## begin INPUT FOR THIS TASK

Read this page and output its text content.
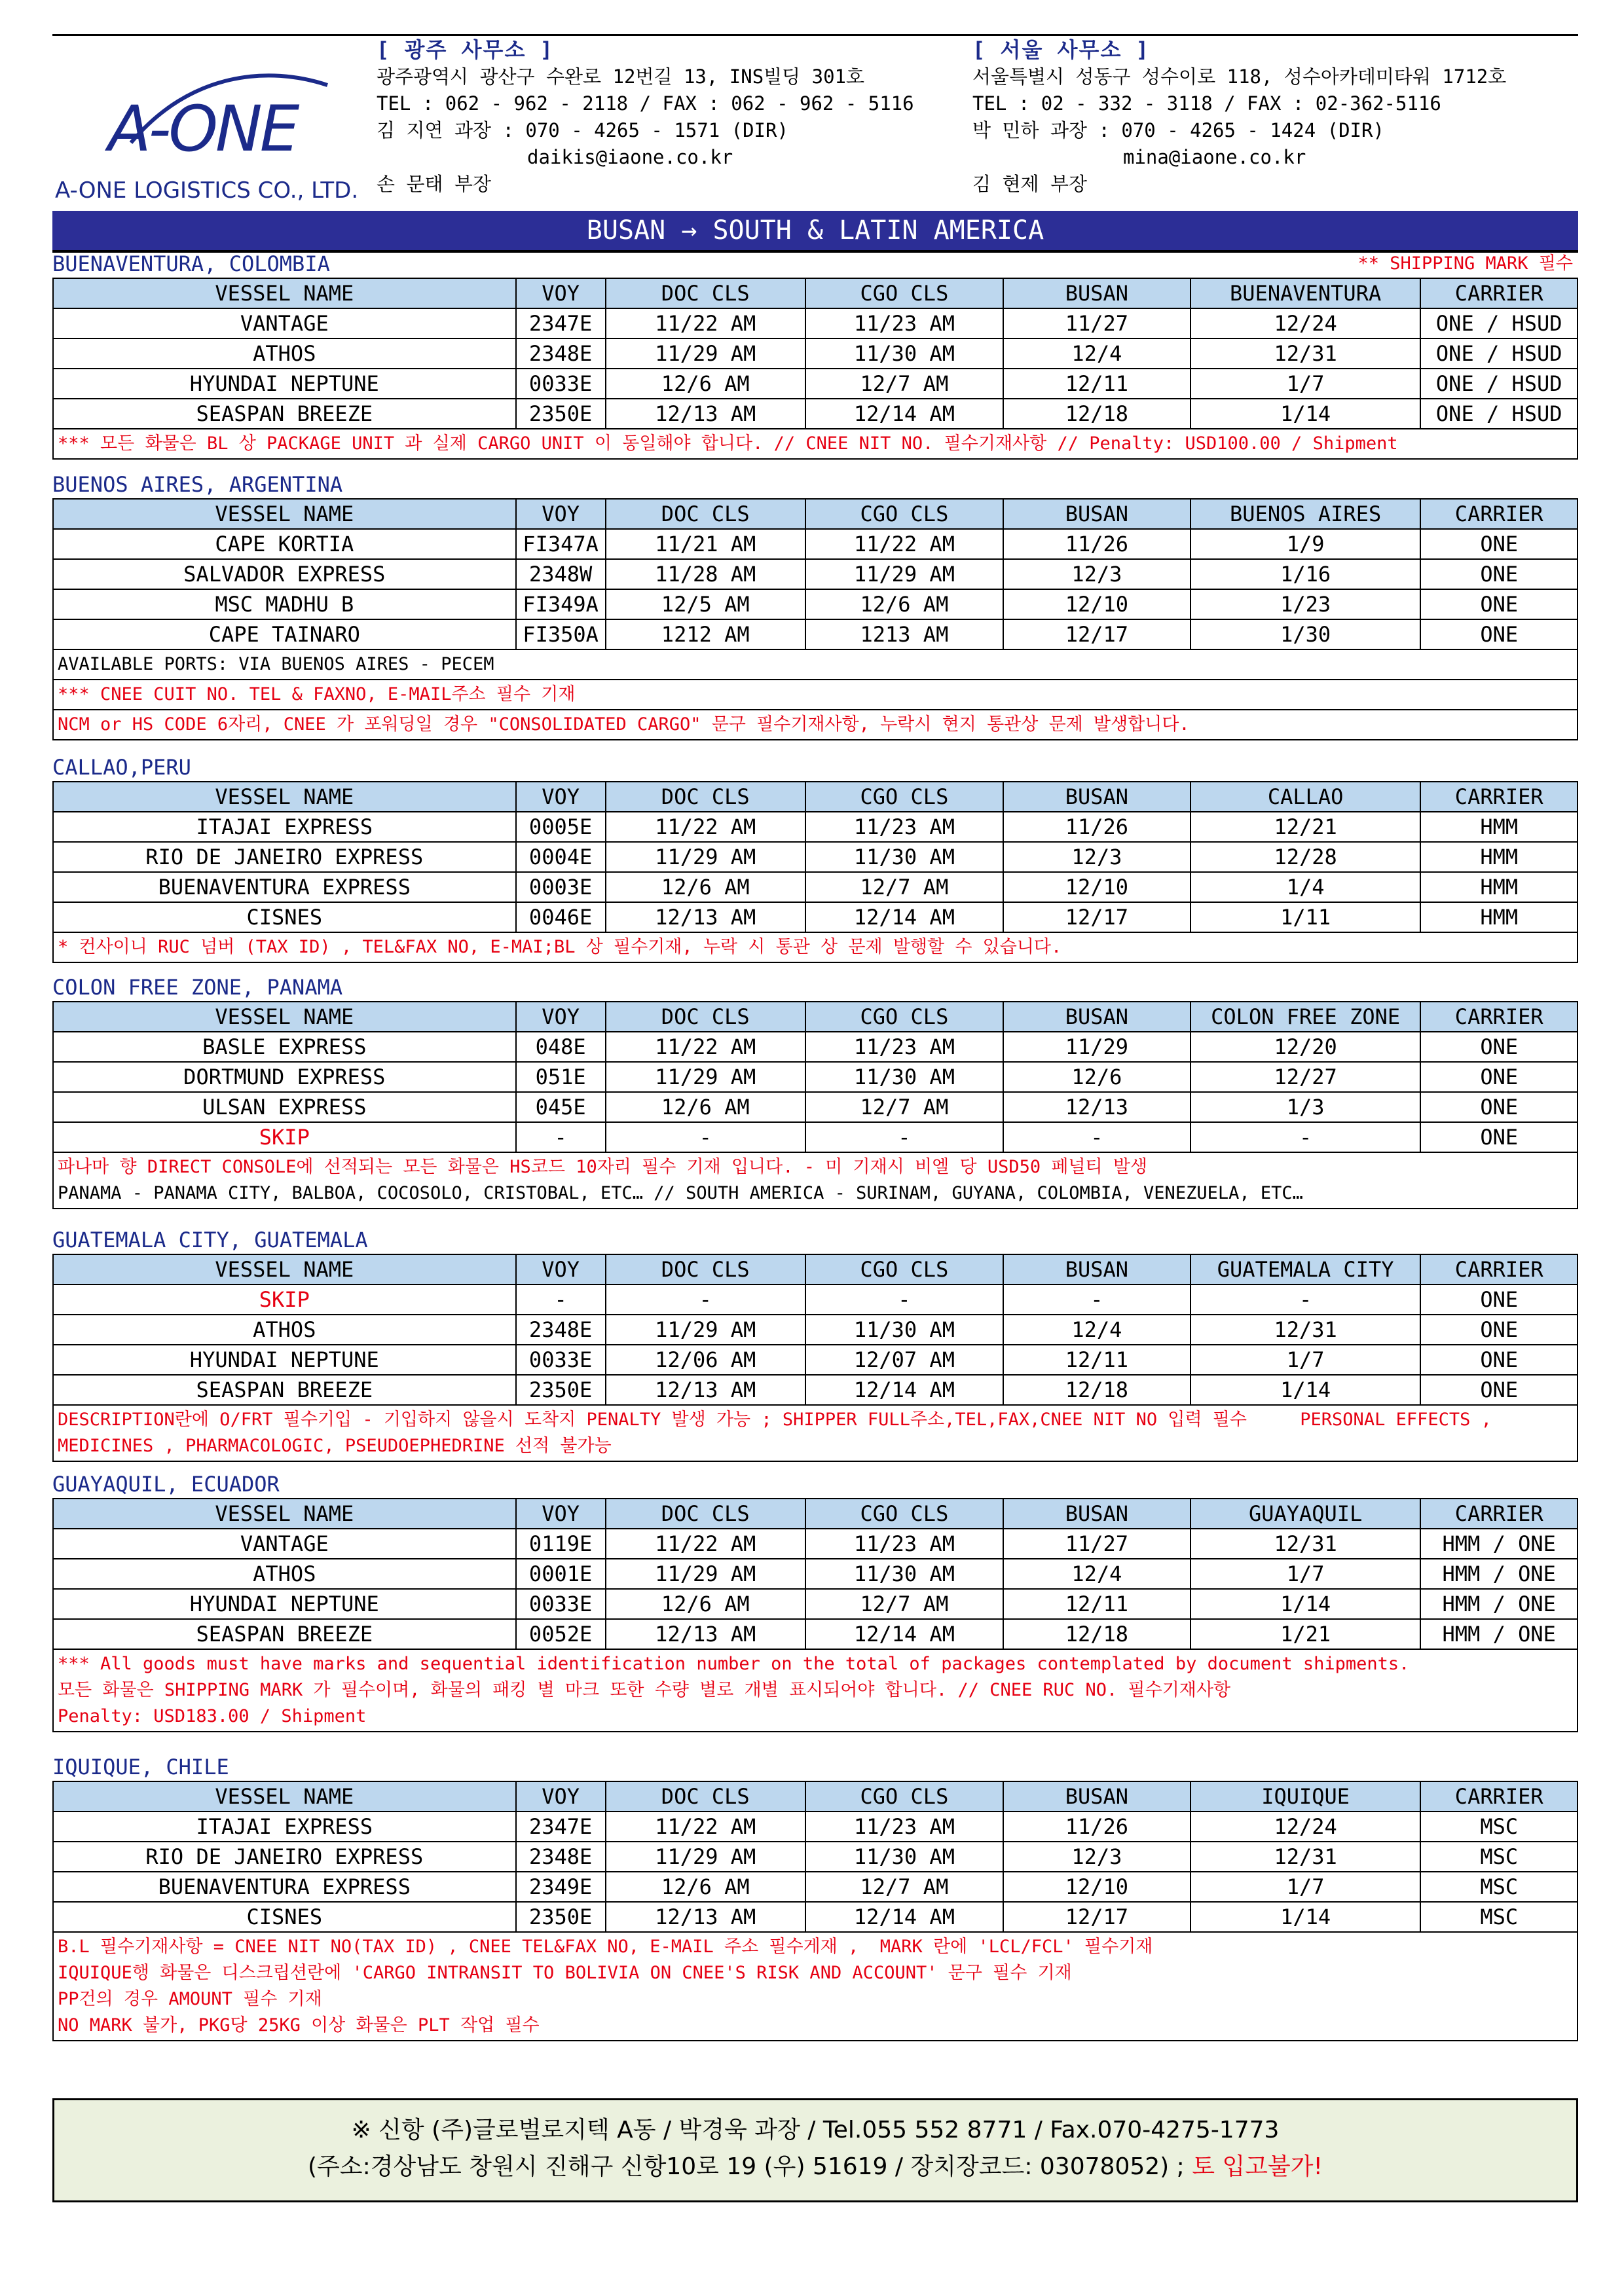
A-ONE
A-ONE LOGISTICS CO., LTD.
[ 광주 사무소 ]
광주광역시 광산구 수완로 12번길 13, INS빌딩 301호
TEL : 062 - 962 - 2118 / FAX : 062 - 962 - 5116
김 지연 과장 : 070 - 4265 - 1571 (DIR)
daikis@iaone.co.kr
손 문태 부장
[ 서울 사무소 ]
서울특별시 성동구 성수이로 118, 성수아카데미타워 1712호
TEL : 02 - 332 - 3118 / FAX : 02-362-5116
박 민하 과장 : 070 - 4265 - 1424 (DIR)
mina@iaone.co.kr
김 현제 부장
BUSAN → SOUTH & LATIN AMERICA
BUENAVENTURA, COLOMBIA	** SHIPPING MARK 필수
VESSEL NAME	VOY	DOC CLS	CGO CLS	BUSAN	BUENAVENTURA	CARRIER
VANTAGE	2347E	11/22 AM	11/23 AM	11/27	12/24	ONE / HSUD
ATHOS	2348E	11/29 AM	11/30 AM	12/4	12/31	ONE / HSUD
HYUNDAI NEPTUNE	0033E	12/6 AM	12/7 AM	12/11	1/7	ONE / HSUD
SEASPAN BREEZE	2350E	12/13 AM	12/14 AM	12/18	1/14	ONE / HSUD
*** 모든 화물은 BL 상 PACKAGE UNIT 과 실제 CARGO UNIT 이 동일해야 합니다. // CNEE NIT NO. 필수기재사항 // Penalty: USD100.00 / Shipment
BUENOS AIRES, ARGENTINA
VESSEL NAME	VOY	DOC CLS	CGO CLS	BUSAN	BUENOS AIRES	CARRIER
CAPE KORTIA	FI347A	11/21 AM	11/22 AM	11/26	1/9	ONE
SALVADOR EXPRESS	2348W	11/28 AM	11/29 AM	12/3	1/16	ONE
MSC MADHU B	FI349A	12/5 AM	12/6 AM	12/10	1/23	ONE
CAPE TAINARO	FI350A	1212 AM	1213 AM	12/17	1/30	ONE
AVAILABLE PORTS: VIA BUENOS AIRES - PECEM
*** CNEE CUIT NO. TEL & FAXNO, E-MAIL주소 필수 기재
NCM or HS CODE 6자리, CNEE 가 포워딩일 경우 "CONSOLIDATED CARGO" 문구 필수기재사항, 누락시 현지 통관상 문제 발생합니다.
CALLAO,PERU
VESSEL NAME	VOY	DOC CLS	CGO CLS	BUSAN	CALLAO	CARRIER
ITAJAI EXPRESS	0005E	11/22 AM	11/23 AM	11/26	12/21	HMM
RIO DE JANEIRO EXPRESS	0004E	11/29 AM	11/30 AM	12/3	12/28	HMM
BUENAVENTURA EXPRESS	0003E	12/6 AM	12/7 AM	12/10	1/4	HMM
CISNES	0046E	12/13 AM	12/14 AM	12/17	1/11	HMM
* 컨사이니 RUC 넘버 (TAX ID) , TEL&FAX NO, E-MAI;BL 상 필수기재, 누락 시 통관 상 문제 발행할 수 있습니다.
COLON FREE ZONE, PANAMA
VESSEL NAME	VOY	DOC CLS	CGO CLS	BUSAN	COLON FREE ZONE	CARRIER
BASLE EXPRESS	048E	11/22 AM	11/23 AM	11/29	12/20	ONE
DORTMUND EXPRESS	051E	11/29 AM	11/30 AM	12/6	12/27	ONE
ULSAN EXPRESS	045E	12/6 AM	12/7 AM	12/13	1/3	ONE
SKIP	-	-	-	-	-	ONE
파나마 향 DIRECT CONSOLE에 선적되는 모든 화물은 HS코드 10자리 필수 기재 입니다. - 미 기재시 비엘 당 USD50 페널티 발생
PANAMA - PANAMA CITY, BALBOA, COCOSOLO, CRISTOBAL, ETC… // SOUTH AMERICA - SURINAM, GUYANA, COLOMBIA, VENEZUELA, ETC…
GUATEMALA CITY, GUATEMALA
VESSEL NAME	VOY	DOC CLS	CGO CLS	BUSAN	GUATEMALA CITY	CARRIER
SKIP	-	-	-	-	-	ONE
ATHOS	2348E	11/29 AM	11/30 AM	12/4	12/31	ONE
HYUNDAI NEPTUNE	0033E	12/06 AM	12/07 AM	12/11	1/7	ONE
SEASPAN BREEZE	2350E	12/13 AM	12/14 AM	12/18	1/14	ONE
DESCRIPTION란에 O/FRT 필수기입 - 기입하지 않을시 도착지 PENALTY 발생 가능 ; SHIPPER FULL주소,TEL,FAX,CNEE NIT NO 입력 필수     PERSONAL EFFECTS , MEDICINES , PHARMACOLOGIC, PSEUDOEPHEDRINE 선적 불가능
GUAYAQUIL, ECUADOR
VESSEL NAME	VOY	DOC CLS	CGO CLS	BUSAN	GUAYAQUIL	CARRIER
VANTAGE	0119E	11/22 AM	11/23 AM	11/27	12/31	HMM / ONE
ATHOS	0001E	11/29 AM	11/30 AM	12/4	1/7	HMM / ONE
HYUNDAI NEPTUNE	0033E	12/6 AM	12/7 AM	12/11	1/14	HMM / ONE
SEASPAN BREEZE	0052E	12/13 AM	12/14 AM	12/18	1/21	HMM / ONE
*** All goods must have marks and sequential identification number on the total of packages contemplated by document shipments.
모든 화물은 SHIPPING MARK 가 필수이며, 화물의 패킹 별 마크 또한 수량 별로 개별 표시되어야 합니다. // CNEE RUC NO. 필수기재사항
Penalty: USD183.00 / Shipment
IQUIQUE, CHILE
VESSEL NAME	VOY	DOC CLS	CGO CLS	BUSAN	IQUIQUE	CARRIER
ITAJAI EXPRESS	2347E	11/22 AM	11/23 AM	11/26	12/24	MSC
RIO DE JANEIRO EXPRESS	2348E	11/29 AM	11/30 AM	12/3	12/31	MSC
BUENAVENTURA EXPRESS	2349E	12/6 AM	12/7 AM	12/10	1/7	MSC
CISNES	2350E	12/13 AM	12/14 AM	12/17	1/14	MSC
B.L 필수기재사항 = CNEE NIT NO(TAX ID) , CNEE TEL&FAX NO, E-MAIL 주소 필수게재 ,  MARK 란에 'LCL/FCL' 필수기재
IQUIQUE행 화물은 디스크립션란에 'CARGO INTRANSIT TO BOLIVIA ON CNEE'S RISK AND ACCOUNT' 문구 필수 기재
PP건의 경우 AMOUNT 필수 기재
NO MARK 불가, PKG당 25KG 이상 화물은 PLT 작업 필수
※ 신항 (주)글로벌로지텍 A동 / 박경욱 과장 / Tel.055 552 8771 / Fax.070-4275-1773
(주소:경상남도 창원시 진해구 신항10로 19 (우) 51619 / 장치장코드: 03078052) ; 토 입고불가!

## end INPUT FOR THIS TASK

WHAT IS EXPECTED: Quote the full listing above word for word; exclude every picture from the copy.

ANSWER:
Read this page and output its text content.
A-ONE
A-ONE LOGISTICS CO., LTD.
[ 광주 사무소 ]
광주광역시 광산구 수완로 12번길 13, INS빌딩 301호
TEL : 062 - 962 - 2118 / FAX : 062 - 962 - 5116
김 지연 과장 : 070 - 4265 - 1571 (DIR)
daikis@iaone.co.kr
손 문태 부장
[ 서울 사무소 ]
서울특별시 성동구 성수이로 118, 성수아카데미타워 1712호
TEL : 02 - 332 - 3118 / FAX : 02-362-5116
박 민하 과장 : 070 - 4265 - 1424 (DIR)
mina@iaone.co.kr
김 현제 부장
BUSAN → SOUTH & LATIN AMERICA
BUENAVENTURA, COLOMBIA	** SHIPPING MARK 필수
VESSEL NAME	VOY	DOC CLS	CGO CLS	BUSAN	BUENAVENTURA	CARRIER
VANTAGE	2347E	11/22 AM	11/23 AM	11/27	12/24	ONE / HSUD
ATHOS	2348E	11/29 AM	11/30 AM	12/4	12/31	ONE / HSUD
HYUNDAI NEPTUNE	0033E	12/6 AM	12/7 AM	12/11	1/7	ONE / HSUD
SEASPAN BREEZE	2350E	12/13 AM	12/14 AM	12/18	1/14	ONE / HSUD
*** 모든 화물은 BL 상 PACKAGE UNIT 과 실제 CARGO UNIT 이 동일해야 합니다. // CNEE NIT NO. 필수기재사항 // Penalty: USD100.00 / Shipment
BUENOS AIRES, ARGENTINA
VESSEL NAME	VOY	DOC CLS	CGO CLS	BUSAN	BUENOS AIRES	CARRIER
CAPE KORTIA	FI347A	11/21 AM	11/22 AM	11/26	1/9	ONE
SALVADOR EXPRESS	2348W	11/28 AM	11/29 AM	12/3	1/16	ONE
MSC MADHU B	FI349A	12/5 AM	12/6 AM	12/10	1/23	ONE
CAPE TAINARO	FI350A	1212 AM	1213 AM	12/17	1/30	ONE
AVAILABLE PORTS: VIA BUENOS AIRES - PECEM
*** CNEE CUIT NO. TEL & FAXNO, E-MAIL주소 필수 기재
NCM or HS CODE 6자리, CNEE 가 포워딩일 경우 "CONSOLIDATED CARGO" 문구 필수기재사항, 누락시 현지 통관상 문제 발생합니다.
CALLAO,PERU
VESSEL NAME	VOY	DOC CLS	CGO CLS	BUSAN	CALLAO	CARRIER
ITAJAI EXPRESS	0005E	11/22 AM	11/23 AM	11/26	12/21	HMM
RIO DE JANEIRO EXPRESS	0004E	11/29 AM	11/30 AM	12/3	12/28	HMM
BUENAVENTURA EXPRESS	0003E	12/6 AM	12/7 AM	12/10	1/4	HMM
CISNES	0046E	12/13 AM	12/14 AM	12/17	1/11	HMM
* 컨사이니 RUC 넘버 (TAX ID) , TEL&FAX NO, E-MAI;BL 상 필수기재, 누락 시 통관 상 문제 발행할 수 있습니다.
COLON FREE ZONE, PANAMA
VESSEL NAME	VOY	DOC CLS	CGO CLS	BUSAN	COLON FREE ZONE	CARRIER
BASLE EXPRESS	048E	11/22 AM	11/23 AM	11/29	12/20	ONE
DORTMUND EXPRESS	051E	11/29 AM	11/30 AM	12/6	12/27	ONE
ULSAN EXPRESS	045E	12/6 AM	12/7 AM	12/13	1/3	ONE
SKIP	-	-	-	-	-	ONE
파나마 향 DIRECT CONSOLE에 선적되는 모든 화물은 HS코드 10자리 필수 기재 입니다. - 미 기재시 비엘 당 USD50 페널티 발생
PANAMA - PANAMA CITY, BALBOA, COCOSOLO, CRISTOBAL, ETC… // SOUTH AMERICA - SURINAM, GUYANA, COLOMBIA, VENEZUELA, ETC…
GUATEMALA CITY, GUATEMALA
VESSEL NAME	VOY	DOC CLS	CGO CLS	BUSAN	GUATEMALA CITY	CARRIER
SKIP	-	-	-	-	-	ONE
ATHOS	2348E	11/29 AM	11/30 AM	12/4	12/31	ONE
HYUNDAI NEPTUNE	0033E	12/06 AM	12/07 AM	12/11	1/7	ONE
SEASPAN BREEZE	2350E	12/13 AM	12/14 AM	12/18	1/14	ONE
DESCRIPTION란에 O/FRT 필수기입 - 기입하지 않을시 도착지 PENALTY 발생 가능 ; SHIPPER FULL주소,TEL,FAX,CNEE NIT NO 입력 필수     PERSONAL EFFECTS , MEDICINES , PHARMACOLOGIC, PSEUDOEPHEDRINE 선적 불가능
GUAYAQUIL, ECUADOR
VESSEL NAME	VOY	DOC CLS	CGO CLS	BUSAN	GUAYAQUIL	CARRIER
VANTAGE	0119E	11/22 AM	11/23 AM	11/27	12/31	HMM / ONE
ATHOS	0001E	11/29 AM	11/30 AM	12/4	1/7	HMM / ONE
HYUNDAI NEPTUNE	0033E	12/6 AM	12/7 AM	12/11	1/14	HMM / ONE
SEASPAN BREEZE	0052E	12/13 AM	12/14 AM	12/18	1/21	HMM / ONE
*** All goods must have marks and sequential identification number on the total of packages contemplated by document shipments.
모든 화물은 SHIPPING MARK 가 필수이며, 화물의 패킹 별 마크 또한 수량 별로 개별 표시되어야 합니다. // CNEE RUC NO. 필수기재사항
Penalty: USD183.00 / Shipment
IQUIQUE, CHILE
VESSEL NAME	VOY	DOC CLS	CGO CLS	BUSAN	IQUIQUE	CARRIER
ITAJAI EXPRESS	2347E	11/22 AM	11/23 AM	11/26	12/24	MSC
RIO DE JANEIRO EXPRESS	2348E	11/29 AM	11/30 AM	12/3	12/31	MSC
BUENAVENTURA EXPRESS	2349E	12/6 AM	12/7 AM	12/10	1/7	MSC
CISNES	2350E	12/13 AM	12/14 AM	12/17	1/14	MSC
B.L 필수기재사항 = CNEE NIT NO(TAX ID) , CNEE TEL&FAX NO, E-MAIL 주소 필수게재 ,  MARK 란에 'LCL/FCL' 필수기재
IQUIQUE행 화물은 디스크립션란에 'CARGO INTRANSIT TO BOLIVIA ON CNEE'S RISK AND ACCOUNT' 문구 필수 기재
PP건의 경우 AMOUNT 필수 기재
NO MARK 불가, PKG당 25KG 이상 화물은 PLT 작업 필수
※ 신항 (주)글로벌로지텍 A동 / 박경욱 과장 / Tel.055 552 8771 / Fax.070-4275-1773
(주소:경상남도 창원시 진해구 신항10로 19 (우) 51619 / 장치장코드: 03078052) ; 토 입고불가!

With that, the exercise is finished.